- **SET EXERCISE**
Report the count of lines containing the word "name" in the entries below, and nothing more.

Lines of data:
====

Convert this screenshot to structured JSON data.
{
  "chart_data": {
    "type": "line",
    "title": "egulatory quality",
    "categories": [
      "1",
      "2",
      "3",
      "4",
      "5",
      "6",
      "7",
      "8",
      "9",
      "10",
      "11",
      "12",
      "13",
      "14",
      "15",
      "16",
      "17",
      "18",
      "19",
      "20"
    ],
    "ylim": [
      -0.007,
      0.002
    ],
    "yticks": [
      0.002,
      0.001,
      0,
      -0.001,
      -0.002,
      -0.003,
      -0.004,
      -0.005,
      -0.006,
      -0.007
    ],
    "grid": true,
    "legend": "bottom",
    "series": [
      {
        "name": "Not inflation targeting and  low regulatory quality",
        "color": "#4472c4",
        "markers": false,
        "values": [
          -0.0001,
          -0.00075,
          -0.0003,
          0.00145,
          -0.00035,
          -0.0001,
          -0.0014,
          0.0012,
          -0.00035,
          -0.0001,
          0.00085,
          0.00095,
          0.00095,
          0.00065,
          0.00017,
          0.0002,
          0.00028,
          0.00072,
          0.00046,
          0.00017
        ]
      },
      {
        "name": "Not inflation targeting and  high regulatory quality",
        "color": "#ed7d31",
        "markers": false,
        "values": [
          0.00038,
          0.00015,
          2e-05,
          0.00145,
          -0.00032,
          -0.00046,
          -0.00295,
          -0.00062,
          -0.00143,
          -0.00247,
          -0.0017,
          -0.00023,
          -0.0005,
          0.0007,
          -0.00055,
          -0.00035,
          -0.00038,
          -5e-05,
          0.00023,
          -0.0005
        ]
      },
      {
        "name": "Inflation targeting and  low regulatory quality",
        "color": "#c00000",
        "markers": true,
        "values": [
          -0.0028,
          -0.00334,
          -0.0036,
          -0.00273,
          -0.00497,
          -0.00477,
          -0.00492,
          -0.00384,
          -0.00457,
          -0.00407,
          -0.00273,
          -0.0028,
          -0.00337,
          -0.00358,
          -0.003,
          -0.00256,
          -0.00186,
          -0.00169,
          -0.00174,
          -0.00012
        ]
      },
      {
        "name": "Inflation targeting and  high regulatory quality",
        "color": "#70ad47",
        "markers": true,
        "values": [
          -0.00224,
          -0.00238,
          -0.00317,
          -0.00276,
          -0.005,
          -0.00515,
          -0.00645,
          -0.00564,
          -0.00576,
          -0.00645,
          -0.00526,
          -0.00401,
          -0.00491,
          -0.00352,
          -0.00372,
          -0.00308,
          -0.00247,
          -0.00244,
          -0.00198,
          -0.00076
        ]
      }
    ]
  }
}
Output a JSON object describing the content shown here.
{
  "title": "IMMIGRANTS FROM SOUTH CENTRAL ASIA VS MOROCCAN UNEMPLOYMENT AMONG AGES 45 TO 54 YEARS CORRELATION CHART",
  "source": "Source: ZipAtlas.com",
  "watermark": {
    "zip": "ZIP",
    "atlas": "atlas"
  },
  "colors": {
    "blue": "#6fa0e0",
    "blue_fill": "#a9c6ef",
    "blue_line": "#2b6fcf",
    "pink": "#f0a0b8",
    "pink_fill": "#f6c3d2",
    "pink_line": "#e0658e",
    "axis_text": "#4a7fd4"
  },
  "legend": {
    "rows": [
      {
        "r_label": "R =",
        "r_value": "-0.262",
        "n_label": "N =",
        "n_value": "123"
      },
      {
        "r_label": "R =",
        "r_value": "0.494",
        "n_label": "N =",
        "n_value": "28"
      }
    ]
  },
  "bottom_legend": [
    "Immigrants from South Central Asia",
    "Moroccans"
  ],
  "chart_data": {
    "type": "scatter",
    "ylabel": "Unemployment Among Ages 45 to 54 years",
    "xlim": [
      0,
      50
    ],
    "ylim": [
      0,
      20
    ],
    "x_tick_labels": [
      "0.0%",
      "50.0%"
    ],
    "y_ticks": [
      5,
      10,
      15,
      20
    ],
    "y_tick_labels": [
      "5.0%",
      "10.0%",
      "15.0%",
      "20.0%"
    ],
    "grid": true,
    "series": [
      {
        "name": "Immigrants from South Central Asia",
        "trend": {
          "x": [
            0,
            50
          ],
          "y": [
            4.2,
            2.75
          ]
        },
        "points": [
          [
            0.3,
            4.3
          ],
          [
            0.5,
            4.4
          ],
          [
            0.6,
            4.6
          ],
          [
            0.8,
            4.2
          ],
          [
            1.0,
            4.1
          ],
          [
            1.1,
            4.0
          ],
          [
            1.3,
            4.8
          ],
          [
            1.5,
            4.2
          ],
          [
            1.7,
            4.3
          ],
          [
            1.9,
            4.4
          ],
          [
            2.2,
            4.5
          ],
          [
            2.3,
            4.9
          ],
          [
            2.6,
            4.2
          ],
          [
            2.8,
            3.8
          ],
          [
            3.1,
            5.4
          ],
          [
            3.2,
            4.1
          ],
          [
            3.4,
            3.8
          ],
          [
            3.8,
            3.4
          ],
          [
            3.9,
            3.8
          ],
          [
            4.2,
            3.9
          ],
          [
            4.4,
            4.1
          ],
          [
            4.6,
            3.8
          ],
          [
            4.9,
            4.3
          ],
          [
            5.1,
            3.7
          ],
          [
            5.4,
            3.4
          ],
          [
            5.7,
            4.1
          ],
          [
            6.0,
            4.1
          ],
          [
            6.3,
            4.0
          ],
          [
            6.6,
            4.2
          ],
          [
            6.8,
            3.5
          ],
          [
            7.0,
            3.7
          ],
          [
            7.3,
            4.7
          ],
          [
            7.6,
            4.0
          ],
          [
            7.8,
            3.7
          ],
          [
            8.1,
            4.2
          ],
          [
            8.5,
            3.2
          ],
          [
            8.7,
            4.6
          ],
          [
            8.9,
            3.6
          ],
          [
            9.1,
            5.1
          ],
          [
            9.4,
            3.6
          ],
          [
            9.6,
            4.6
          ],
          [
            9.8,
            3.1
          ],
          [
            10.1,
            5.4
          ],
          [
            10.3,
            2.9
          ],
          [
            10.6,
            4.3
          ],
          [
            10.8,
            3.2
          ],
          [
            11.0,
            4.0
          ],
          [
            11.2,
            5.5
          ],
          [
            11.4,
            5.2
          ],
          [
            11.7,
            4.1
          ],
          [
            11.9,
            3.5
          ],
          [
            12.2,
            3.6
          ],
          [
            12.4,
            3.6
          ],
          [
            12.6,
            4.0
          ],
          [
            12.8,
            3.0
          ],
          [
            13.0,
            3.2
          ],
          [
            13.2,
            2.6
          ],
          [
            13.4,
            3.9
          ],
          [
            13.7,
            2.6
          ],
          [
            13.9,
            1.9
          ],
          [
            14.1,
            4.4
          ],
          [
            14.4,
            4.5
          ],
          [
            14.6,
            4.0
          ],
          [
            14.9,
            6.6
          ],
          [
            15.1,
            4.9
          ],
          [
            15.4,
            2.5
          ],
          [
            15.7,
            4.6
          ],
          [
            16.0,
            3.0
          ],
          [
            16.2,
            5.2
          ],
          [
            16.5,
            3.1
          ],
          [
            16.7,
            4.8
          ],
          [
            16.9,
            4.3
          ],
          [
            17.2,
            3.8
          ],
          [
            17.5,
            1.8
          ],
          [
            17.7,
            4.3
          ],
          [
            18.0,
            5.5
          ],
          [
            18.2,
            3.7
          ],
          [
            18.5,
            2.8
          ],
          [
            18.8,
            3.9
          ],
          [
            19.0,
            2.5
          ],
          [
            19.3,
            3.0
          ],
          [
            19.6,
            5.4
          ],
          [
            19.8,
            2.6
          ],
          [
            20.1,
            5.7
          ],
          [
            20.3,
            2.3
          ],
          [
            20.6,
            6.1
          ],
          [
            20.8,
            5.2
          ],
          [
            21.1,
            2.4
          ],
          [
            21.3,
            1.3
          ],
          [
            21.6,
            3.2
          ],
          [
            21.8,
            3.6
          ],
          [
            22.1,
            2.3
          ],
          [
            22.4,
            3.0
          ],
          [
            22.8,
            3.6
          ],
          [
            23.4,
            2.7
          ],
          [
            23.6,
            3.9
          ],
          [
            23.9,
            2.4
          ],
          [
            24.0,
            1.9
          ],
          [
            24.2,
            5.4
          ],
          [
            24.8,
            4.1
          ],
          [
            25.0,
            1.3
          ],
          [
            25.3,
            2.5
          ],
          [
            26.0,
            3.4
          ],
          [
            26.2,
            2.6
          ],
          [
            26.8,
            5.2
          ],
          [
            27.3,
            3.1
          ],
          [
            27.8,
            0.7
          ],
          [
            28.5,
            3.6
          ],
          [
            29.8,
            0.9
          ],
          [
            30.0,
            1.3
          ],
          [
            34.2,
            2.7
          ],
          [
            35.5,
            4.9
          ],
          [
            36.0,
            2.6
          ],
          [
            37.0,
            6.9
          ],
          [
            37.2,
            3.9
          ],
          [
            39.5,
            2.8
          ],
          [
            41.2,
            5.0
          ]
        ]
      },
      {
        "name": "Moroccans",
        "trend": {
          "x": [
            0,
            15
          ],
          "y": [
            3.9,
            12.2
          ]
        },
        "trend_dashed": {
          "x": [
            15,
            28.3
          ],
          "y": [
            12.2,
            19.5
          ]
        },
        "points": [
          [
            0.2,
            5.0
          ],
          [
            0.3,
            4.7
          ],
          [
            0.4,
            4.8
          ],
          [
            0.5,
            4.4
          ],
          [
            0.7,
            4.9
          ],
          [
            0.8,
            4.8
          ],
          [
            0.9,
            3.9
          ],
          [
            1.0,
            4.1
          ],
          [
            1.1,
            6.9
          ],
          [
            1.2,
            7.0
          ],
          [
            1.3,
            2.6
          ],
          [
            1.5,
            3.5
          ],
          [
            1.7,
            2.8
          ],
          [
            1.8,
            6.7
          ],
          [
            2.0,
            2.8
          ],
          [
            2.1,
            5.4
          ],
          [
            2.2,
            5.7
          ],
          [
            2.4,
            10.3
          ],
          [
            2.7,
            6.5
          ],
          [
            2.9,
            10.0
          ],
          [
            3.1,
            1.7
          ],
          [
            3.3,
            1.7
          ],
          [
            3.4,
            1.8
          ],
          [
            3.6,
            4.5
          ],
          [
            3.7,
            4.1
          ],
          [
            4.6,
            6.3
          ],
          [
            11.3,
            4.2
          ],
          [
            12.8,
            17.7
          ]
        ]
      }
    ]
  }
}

====

- **TASK ANSWER**
6